[Records from a data source]
※ ※ ※

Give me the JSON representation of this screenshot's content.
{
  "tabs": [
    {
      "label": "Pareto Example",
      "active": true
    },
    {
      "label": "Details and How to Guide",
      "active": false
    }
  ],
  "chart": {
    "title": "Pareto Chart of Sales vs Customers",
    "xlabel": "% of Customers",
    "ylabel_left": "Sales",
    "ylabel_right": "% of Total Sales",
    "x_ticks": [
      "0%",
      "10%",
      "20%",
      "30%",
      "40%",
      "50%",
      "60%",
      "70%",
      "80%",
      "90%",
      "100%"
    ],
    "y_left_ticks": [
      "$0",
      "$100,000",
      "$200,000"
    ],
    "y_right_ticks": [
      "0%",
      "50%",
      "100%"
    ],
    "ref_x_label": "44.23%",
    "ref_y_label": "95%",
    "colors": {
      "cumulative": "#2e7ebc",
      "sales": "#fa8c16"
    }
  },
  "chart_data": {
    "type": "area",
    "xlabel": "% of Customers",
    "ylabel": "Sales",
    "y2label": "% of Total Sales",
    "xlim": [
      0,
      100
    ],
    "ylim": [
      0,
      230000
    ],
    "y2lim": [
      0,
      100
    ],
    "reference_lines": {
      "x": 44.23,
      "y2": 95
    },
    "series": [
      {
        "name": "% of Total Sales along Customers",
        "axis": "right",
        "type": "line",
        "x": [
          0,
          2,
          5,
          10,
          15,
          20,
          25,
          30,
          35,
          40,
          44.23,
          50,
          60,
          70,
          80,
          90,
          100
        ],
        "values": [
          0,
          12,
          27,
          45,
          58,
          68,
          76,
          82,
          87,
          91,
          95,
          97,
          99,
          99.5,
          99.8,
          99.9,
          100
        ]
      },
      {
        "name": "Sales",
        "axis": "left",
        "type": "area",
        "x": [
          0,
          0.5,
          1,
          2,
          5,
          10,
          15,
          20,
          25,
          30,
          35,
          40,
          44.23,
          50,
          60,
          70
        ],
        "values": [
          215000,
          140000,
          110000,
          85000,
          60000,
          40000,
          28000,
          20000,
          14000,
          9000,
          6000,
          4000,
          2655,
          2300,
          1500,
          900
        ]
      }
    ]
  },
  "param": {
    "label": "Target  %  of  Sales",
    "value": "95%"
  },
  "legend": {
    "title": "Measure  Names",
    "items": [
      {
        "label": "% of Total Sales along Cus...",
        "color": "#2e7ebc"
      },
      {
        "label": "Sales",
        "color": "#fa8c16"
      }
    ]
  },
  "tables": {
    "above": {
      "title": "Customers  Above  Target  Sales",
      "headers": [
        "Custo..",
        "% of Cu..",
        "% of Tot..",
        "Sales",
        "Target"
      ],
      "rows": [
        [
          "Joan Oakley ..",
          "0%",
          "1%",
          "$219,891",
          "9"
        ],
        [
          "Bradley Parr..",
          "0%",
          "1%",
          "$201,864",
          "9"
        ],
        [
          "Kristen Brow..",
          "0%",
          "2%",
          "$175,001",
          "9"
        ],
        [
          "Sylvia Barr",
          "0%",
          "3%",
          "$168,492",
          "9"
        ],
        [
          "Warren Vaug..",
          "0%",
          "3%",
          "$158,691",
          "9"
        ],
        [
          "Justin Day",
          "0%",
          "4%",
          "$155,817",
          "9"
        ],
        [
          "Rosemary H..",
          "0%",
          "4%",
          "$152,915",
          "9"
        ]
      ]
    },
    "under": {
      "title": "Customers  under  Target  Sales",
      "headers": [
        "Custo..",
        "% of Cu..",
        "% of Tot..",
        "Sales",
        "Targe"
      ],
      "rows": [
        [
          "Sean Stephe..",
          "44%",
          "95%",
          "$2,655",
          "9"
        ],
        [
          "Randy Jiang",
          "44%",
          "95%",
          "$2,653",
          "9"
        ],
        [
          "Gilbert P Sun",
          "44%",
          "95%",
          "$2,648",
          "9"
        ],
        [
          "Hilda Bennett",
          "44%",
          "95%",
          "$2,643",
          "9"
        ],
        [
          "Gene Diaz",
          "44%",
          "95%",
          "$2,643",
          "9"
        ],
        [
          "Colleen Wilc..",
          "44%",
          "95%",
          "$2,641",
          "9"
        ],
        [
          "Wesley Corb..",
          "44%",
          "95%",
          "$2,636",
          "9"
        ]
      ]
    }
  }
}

※ ※ ※

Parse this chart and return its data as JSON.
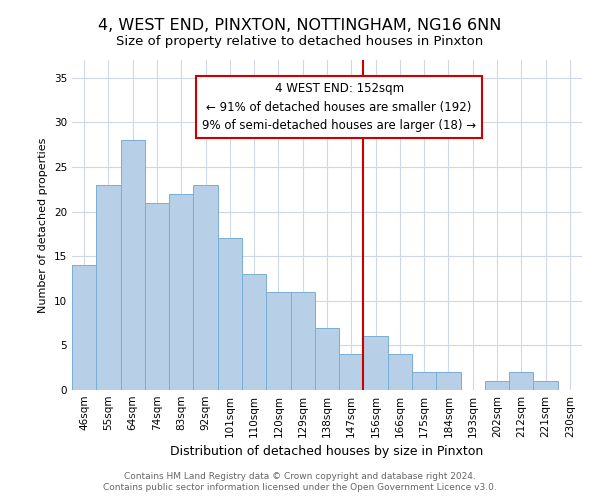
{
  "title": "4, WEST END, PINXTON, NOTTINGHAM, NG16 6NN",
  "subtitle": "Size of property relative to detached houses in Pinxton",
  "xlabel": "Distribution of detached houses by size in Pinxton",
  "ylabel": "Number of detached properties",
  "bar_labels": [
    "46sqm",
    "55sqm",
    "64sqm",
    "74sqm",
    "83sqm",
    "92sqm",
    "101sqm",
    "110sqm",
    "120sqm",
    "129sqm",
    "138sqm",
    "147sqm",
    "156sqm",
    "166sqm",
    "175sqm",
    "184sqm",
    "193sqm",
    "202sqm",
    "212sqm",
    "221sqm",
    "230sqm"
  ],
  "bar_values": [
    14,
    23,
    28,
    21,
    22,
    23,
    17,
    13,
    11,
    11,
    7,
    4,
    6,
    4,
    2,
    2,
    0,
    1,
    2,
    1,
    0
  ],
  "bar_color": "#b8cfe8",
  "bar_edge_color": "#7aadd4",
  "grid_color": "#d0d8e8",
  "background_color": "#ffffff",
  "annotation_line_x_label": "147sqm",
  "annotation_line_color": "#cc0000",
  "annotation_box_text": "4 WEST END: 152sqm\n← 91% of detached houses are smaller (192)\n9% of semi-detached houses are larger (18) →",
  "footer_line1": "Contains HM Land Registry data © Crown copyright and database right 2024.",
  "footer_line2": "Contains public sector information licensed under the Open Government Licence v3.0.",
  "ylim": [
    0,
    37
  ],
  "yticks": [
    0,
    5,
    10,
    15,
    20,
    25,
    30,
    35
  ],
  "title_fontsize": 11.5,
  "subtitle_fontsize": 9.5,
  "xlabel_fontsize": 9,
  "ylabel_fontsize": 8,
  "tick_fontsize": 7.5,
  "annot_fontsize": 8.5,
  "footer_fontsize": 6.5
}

※ ※ ※

Goal of the exercise:
Lines holding the word "Target" in the entries above are the ones to pull out. Copy them all.

Worked solution:
    "label": "Target  %  of  Sales",
      "title": "Customers  Above  Target  Sales",
        "Target"
      "title": "Customers  under  Target  Sales",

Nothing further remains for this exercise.